Stored entries
begin

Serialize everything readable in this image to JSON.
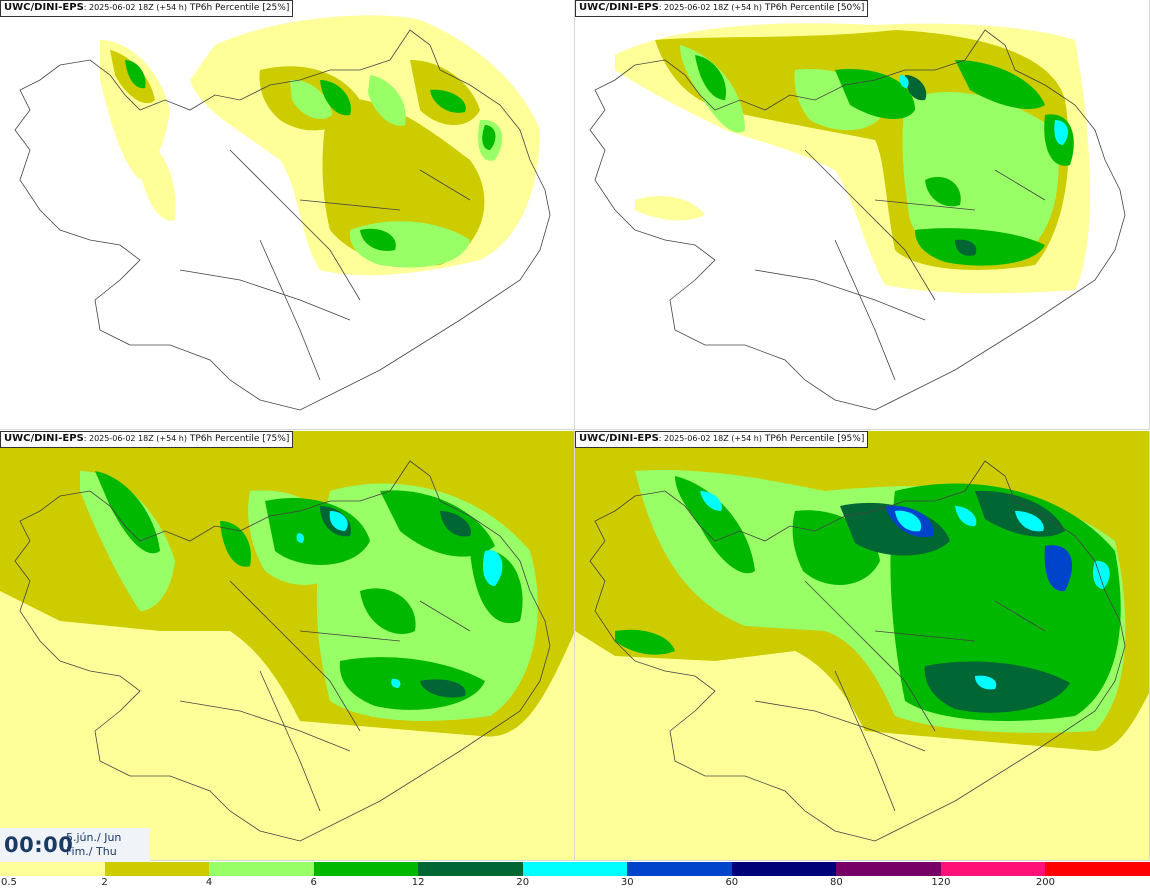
{
  "panels": [
    {
      "model": "UWC/DINI-EPS",
      "run": ": 2025-06-02 18Z (+54 h)",
      "field": " TP6h Percentile [25%]"
    },
    {
      "model": "UWC/DINI-EPS",
      "run": ": 2025-06-02 18Z (+54 h)",
      "field": " TP6h Percentile [50%]"
    },
    {
      "model": "UWC/DINI-EPS",
      "run": ": 2025-06-02 18Z (+54 h)",
      "field": " TP6h Percentile [75%]"
    },
    {
      "model": "UWC/DINI-EPS",
      "run": ": 2025-06-02 18Z (+54 h)",
      "field": " TP6h Percentile [95%]"
    }
  ],
  "valid_time": {
    "time": "00:00",
    "date_line1": "5.jún./ Jun",
    "date_line2": "Fim./ Thu"
  },
  "legend": {
    "ticks": [
      "0.5",
      "2",
      "4",
      "6",
      "12",
      "20",
      "30",
      "60",
      "80",
      "120",
      "200"
    ],
    "colors": [
      "#ffff99",
      "#cccc00",
      "#99ff66",
      "#00b800",
      "#006633",
      "#00ffff",
      "#0044cc",
      "#000077",
      "#770066",
      "#ff1177",
      "#ff0000"
    ]
  },
  "map_colors": {
    "light_yellow": "#ffff99",
    "olive": "#cccc00",
    "light_green": "#99ff66",
    "green": "#00b800",
    "dark_green": "#006633",
    "cyan": "#00ffff",
    "blue": "#0044cc",
    "outline": "#444444"
  }
}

end

Problem to work on –
Copy out all the entries exactly. Images stay out of the copy.

Correct output –
Serialize everything readable in this image to JSON.
{
  "panels": [
    {
      "model": "UWC/DINI-EPS",
      "run": ": 2025-06-02 18Z (+54 h)",
      "field": " TP6h Percentile [25%]"
    },
    {
      "model": "UWC/DINI-EPS",
      "run": ": 2025-06-02 18Z (+54 h)",
      "field": " TP6h Percentile [50%]"
    },
    {
      "model": "UWC/DINI-EPS",
      "run": ": 2025-06-02 18Z (+54 h)",
      "field": " TP6h Percentile [75%]"
    },
    {
      "model": "UWC/DINI-EPS",
      "run": ": 2025-06-02 18Z (+54 h)",
      "field": " TP6h Percentile [95%]"
    }
  ],
  "valid_time": {
    "time": "00:00",
    "date_line1": "5.jún./ Jun",
    "date_line2": "Fim./ Thu"
  },
  "legend": {
    "ticks": [
      "0.5",
      "2",
      "4",
      "6",
      "12",
      "20",
      "30",
      "60",
      "80",
      "120",
      "200"
    ],
    "colors": [
      "#ffff99",
      "#cccc00",
      "#99ff66",
      "#00b800",
      "#006633",
      "#00ffff",
      "#0044cc",
      "#000077",
      "#770066",
      "#ff1177",
      "#ff0000"
    ]
  },
  "map_colors": {
    "light_yellow": "#ffff99",
    "olive": "#cccc00",
    "light_green": "#99ff66",
    "green": "#00b800",
    "dark_green": "#006633",
    "cyan": "#00ffff",
    "blue": "#0044cc",
    "outline": "#444444"
  }
}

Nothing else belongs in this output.